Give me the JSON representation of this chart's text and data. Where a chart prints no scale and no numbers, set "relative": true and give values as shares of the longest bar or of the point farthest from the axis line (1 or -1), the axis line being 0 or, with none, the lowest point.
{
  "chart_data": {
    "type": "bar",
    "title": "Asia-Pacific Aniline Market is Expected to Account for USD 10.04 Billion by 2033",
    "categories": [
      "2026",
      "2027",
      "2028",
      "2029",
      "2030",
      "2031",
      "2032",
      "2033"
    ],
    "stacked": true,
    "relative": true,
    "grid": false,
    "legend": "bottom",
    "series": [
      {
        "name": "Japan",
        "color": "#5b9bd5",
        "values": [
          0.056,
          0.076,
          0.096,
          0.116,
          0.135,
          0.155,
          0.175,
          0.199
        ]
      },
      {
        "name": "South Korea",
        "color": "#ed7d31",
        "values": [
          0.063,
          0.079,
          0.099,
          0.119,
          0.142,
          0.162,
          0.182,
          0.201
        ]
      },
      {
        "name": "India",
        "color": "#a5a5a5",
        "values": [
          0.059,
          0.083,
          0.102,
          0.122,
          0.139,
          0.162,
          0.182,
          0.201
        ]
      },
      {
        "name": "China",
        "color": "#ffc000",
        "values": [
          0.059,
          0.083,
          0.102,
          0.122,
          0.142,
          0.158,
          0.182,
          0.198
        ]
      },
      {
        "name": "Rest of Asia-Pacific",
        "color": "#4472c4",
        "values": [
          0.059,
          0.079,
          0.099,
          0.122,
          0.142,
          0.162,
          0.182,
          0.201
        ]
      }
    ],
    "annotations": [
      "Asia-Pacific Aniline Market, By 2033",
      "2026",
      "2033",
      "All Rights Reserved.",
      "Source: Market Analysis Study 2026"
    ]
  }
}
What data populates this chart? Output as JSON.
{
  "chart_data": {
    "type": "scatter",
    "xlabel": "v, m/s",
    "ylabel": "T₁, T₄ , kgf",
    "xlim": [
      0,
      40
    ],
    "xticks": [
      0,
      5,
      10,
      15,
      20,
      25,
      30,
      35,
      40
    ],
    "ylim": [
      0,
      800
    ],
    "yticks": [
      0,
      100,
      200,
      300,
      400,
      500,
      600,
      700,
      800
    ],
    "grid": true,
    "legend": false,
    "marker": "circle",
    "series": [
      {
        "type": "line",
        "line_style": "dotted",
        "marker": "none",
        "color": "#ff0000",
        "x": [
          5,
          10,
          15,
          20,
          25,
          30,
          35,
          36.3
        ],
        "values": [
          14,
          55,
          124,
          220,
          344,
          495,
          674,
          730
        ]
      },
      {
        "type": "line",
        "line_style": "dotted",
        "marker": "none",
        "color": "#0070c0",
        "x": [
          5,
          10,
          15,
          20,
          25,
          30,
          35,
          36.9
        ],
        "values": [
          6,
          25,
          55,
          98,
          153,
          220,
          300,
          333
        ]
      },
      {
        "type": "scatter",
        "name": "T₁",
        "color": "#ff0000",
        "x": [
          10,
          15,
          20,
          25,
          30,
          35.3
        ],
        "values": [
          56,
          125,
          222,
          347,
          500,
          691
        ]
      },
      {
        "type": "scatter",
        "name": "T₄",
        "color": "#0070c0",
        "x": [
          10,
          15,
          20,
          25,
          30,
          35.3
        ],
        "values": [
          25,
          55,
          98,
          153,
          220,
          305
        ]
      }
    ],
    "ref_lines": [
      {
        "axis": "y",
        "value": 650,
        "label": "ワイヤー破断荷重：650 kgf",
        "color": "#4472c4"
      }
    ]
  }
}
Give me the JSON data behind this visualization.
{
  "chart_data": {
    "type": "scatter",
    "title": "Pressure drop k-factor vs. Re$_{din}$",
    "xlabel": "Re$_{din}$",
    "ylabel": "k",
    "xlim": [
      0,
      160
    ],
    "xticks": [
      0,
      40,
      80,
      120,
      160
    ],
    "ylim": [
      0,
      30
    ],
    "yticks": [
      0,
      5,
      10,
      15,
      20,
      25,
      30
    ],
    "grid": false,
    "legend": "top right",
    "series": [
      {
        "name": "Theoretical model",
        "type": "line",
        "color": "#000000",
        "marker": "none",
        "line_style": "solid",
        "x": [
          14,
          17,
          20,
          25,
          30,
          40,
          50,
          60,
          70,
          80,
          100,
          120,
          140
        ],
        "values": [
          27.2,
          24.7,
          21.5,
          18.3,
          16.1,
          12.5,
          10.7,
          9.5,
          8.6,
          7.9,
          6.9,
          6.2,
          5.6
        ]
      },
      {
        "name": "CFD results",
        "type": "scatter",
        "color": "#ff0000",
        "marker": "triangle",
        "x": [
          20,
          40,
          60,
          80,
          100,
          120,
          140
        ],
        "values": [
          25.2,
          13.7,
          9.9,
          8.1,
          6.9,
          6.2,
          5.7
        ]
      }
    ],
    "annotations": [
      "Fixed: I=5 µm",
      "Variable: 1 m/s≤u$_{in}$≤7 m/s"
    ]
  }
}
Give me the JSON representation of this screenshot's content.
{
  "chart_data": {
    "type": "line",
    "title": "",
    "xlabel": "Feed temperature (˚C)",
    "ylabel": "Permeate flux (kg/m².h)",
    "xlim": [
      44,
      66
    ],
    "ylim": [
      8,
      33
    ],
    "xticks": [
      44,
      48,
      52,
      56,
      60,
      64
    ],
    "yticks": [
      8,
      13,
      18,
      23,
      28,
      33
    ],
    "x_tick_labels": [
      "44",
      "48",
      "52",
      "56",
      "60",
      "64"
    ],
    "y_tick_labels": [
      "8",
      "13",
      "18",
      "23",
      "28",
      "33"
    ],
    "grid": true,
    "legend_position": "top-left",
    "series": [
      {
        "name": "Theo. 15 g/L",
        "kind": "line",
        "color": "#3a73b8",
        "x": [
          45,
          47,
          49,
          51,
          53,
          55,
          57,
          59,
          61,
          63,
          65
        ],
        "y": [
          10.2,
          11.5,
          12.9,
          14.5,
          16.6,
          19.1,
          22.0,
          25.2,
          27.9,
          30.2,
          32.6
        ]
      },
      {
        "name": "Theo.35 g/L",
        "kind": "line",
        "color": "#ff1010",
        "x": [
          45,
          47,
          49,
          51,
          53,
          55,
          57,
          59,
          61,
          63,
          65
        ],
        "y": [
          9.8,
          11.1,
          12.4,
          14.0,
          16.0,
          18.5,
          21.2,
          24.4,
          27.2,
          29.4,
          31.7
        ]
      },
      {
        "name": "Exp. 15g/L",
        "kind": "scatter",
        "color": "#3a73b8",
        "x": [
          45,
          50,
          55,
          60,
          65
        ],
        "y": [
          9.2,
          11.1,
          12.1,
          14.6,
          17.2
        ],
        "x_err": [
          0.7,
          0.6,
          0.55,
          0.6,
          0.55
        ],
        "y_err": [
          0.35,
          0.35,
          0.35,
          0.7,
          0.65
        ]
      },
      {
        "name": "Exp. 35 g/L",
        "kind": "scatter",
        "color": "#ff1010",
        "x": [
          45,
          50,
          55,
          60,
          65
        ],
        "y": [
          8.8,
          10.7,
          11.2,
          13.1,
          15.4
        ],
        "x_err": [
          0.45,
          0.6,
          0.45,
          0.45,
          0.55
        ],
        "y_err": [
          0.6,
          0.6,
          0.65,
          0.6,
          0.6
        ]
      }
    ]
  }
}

....

■ To do: Write out each line of the data above again, exactly as given.

■ Finished exercise:
Give me the JSON representation of this chart's text and data. Where a chart prints no scale and no numbers, set "relative": true and give values as shares of the longest bar or of the point farthest from the axis line (1 or -1), the axis line being 0 or, with none, the lowest point.
{
  "chart_data": {
    "type": "bar",
    "title": "Asia-Pacific Aniline Market is Expected to Account for USD 10.04 Billion by 2033",
    "categories": [
      "2026",
      "2027",
      "2028",
      "2029",
      "2030",
      "2031",
      "2032",
      "2033"
    ],
    "stacked": true,
    "relative": true,
    "grid": false,
    "legend": "bottom",
    "series": [
      {
        "name": "Japan",
        "color": "#5b9bd5",
        "values": [
          0.056,
          0.076,
          0.096,
          0.116,
          0.135,
          0.155,
          0.175,
          0.199
        ]
      },
      {
        "name": "South Korea",
        "color": "#ed7d31",
        "values": [
          0.063,
          0.079,
          0.099,
          0.119,
          0.142,
          0.162,
          0.182,
          0.201
        ]
      },
      {
        "name": "India",
        "color": "#a5a5a5",
        "values": [
          0.059,
          0.083,
          0.102,
          0.122,
          0.139,
          0.162,
          0.182,
          0.201
        ]
      },
      {
        "name": "China",
        "color": "#ffc000",
        "values": [
          0.059,
          0.083,
          0.102,
          0.122,
          0.142,
          0.158,
          0.182,
          0.198
        ]
      },
      {
        "name": "Rest of Asia-Pacific",
        "color": "#4472c4",
        "values": [
          0.059,
          0.079,
          0.099,
          0.122,
          0.142,
          0.162,
          0.182,
          0.201
        ]
      }
    ],
    "annotations": [
      "Asia-Pacific Aniline Market, By 2033",
      "2026",
      "2033",
      "All Rights Reserved.",
      "Source: Market Analysis Study 2026"
    ]
  }
}
What data populates this chart? Output as JSON.
{
  "chart_data": {
    "type": "scatter",
    "xlabel": "v, m/s",
    "ylabel": "T₁, T₄ , kgf",
    "xlim": [
      0,
      40
    ],
    "xticks": [
      0,
      5,
      10,
      15,
      20,
      25,
      30,
      35,
      40
    ],
    "ylim": [
      0,
      800
    ],
    "yticks": [
      0,
      100,
      200,
      300,
      400,
      500,
      600,
      700,
      800
    ],
    "grid": true,
    "legend": false,
    "marker": "circle",
    "series": [
      {
        "type": "line",
        "line_style": "dotted",
        "marker": "none",
        "color": "#ff0000",
        "x": [
          5,
          10,
          15,
          20,
          25,
          30,
          35,
          36.3
        ],
        "values": [
          14,
          55,
          124,
          220,
          344,
          495,
          674,
          730
        ]
      },
      {
        "type": "line",
        "line_style": "dotted",
        "marker": "none",
        "color": "#0070c0",
        "x": [
          5,
          10,
          15,
          20,
          25,
          30,
          35,
          36.9
        ],
        "values": [
          6,
          25,
          55,
          98,
          153,
          220,
          300,
          333
        ]
      },
      {
        "type": "scatter",
        "name": "T₁",
        "color": "#ff0000",
        "x": [
          10,
          15,
          20,
          25,
          30,
          35.3
        ],
        "values": [
          56,
          125,
          222,
          347,
          500,
          691
        ]
      },
      {
        "type": "scatter",
        "name": "T₄",
        "color": "#0070c0",
        "x": [
          10,
          15,
          20,
          25,
          30,
          35.3
        ],
        "values": [
          25,
          55,
          98,
          153,
          220,
          305
        ]
      }
    ],
    "ref_lines": [
      {
        "axis": "y",
        "value": 650,
        "label": "ワイヤー破断荷重：650 kgf",
        "color": "#4472c4"
      }
    ]
  }
}
Give me the JSON data behind this visualization.
{
  "chart_data": {
    "type": "scatter",
    "title": "Pressure drop k-factor vs. Re$_{din}$",
    "xlabel": "Re$_{din}$",
    "ylabel": "k",
    "xlim": [
      0,
      160
    ],
    "xticks": [
      0,
      40,
      80,
      120,
      160
    ],
    "ylim": [
      0,
      30
    ],
    "yticks": [
      0,
      5,
      10,
      15,
      20,
      25,
      30
    ],
    "grid": false,
    "legend": "top right",
    "series": [
      {
        "name": "Theoretical model",
        "type": "line",
        "color": "#000000",
        "marker": "none",
        "line_style": "solid",
        "x": [
          14,
          17,
          20,
          25,
          30,
          40,
          50,
          60,
          70,
          80,
          100,
          120,
          140
        ],
        "values": [
          27.2,
          24.7,
          21.5,
          18.3,
          16.1,
          12.5,
          10.7,
          9.5,
          8.6,
          7.9,
          6.9,
          6.2,
          5.6
        ]
      },
      {
        "name": "CFD results",
        "type": "scatter",
        "color": "#ff0000",
        "marker": "triangle",
        "x": [
          20,
          40,
          60,
          80,
          100,
          120,
          140
        ],
        "values": [
          25.2,
          13.7,
          9.9,
          8.1,
          6.9,
          6.2,
          5.7
        ]
      }
    ],
    "annotations": [
      "Fixed: I=5 µm",
      "Variable: 1 m/s≤u$_{in}$≤7 m/s"
    ]
  }
}
Give me the JSON representation of this screenshot's content.
{
  "chart_data": {
    "type": "line",
    "title": "",
    "xlabel": "Feed temperature (˚C)",
    "ylabel": "Permeate flux (kg/m².h)",
    "xlim": [
      44,
      66
    ],
    "ylim": [
      8,
      33
    ],
    "xticks": [
      44,
      48,
      52,
      56,
      60,
      64
    ],
    "yticks": [
      8,
      13,
      18,
      23,
      28,
      33
    ],
    "x_tick_labels": [
      "44",
      "48",
      "52",
      "56",
      "60",
      "64"
    ],
    "y_tick_labels": [
      "8",
      "13",
      "18",
      "23",
      "28",
      "33"
    ],
    "grid": true,
    "legend_position": "top-left",
    "series": [
      {
        "name": "Theo. 15 g/L",
        "kind": "line",
        "color": "#3a73b8",
        "x": [
          45,
          47,
          49,
          51,
          53,
          55,
          57,
          59,
          61,
          63,
          65
        ],
        "y": [
          10.2,
          11.5,
          12.9,
          14.5,
          16.6,
          19.1,
          22.0,
          25.2,
          27.9,
          30.2,
          32.6
        ]
      },
      {
        "name": "Theo.35 g/L",
        "kind": "line",
        "color": "#ff1010",
        "x": [
          45,
          47,
          49,
          51,
          53,
          55,
          57,
          59,
          61,
          63,
          65
        ],
        "y": [
          9.8,
          11.1,
          12.4,
          14.0,
          16.0,
          18.5,
          21.2,
          24.4,
          27.2,
          29.4,
          31.7
        ]
      },
      {
        "name": "Exp. 15g/L",
        "kind": "scatter",
        "color": "#3a73b8",
        "x": [
          45,
          50,
          55,
          60,
          65
        ],
        "y": [
          9.2,
          11.1,
          12.1,
          14.6,
          17.2
        ],
        "x_err": [
          0.7,
          0.6,
          0.55,
          0.6,
          0.55
        ],
        "y_err": [
          0.35,
          0.35,
          0.35,
          0.7,
          0.65
        ]
      },
      {
        "name": "Exp. 35 g/L",
        "kind": "scatter",
        "color": "#ff1010",
        "x": [
          45,
          50,
          55,
          60,
          65
        ],
        "y": [
          8.8,
          10.7,
          11.2,
          13.1,
          15.4
        ],
        "x_err": [
          0.45,
          0.6,
          0.45,
          0.45,
          0.55
        ],
        "y_err": [
          0.6,
          0.6,
          0.65,
          0.6,
          0.6
        ]
      }
    ]
  }
}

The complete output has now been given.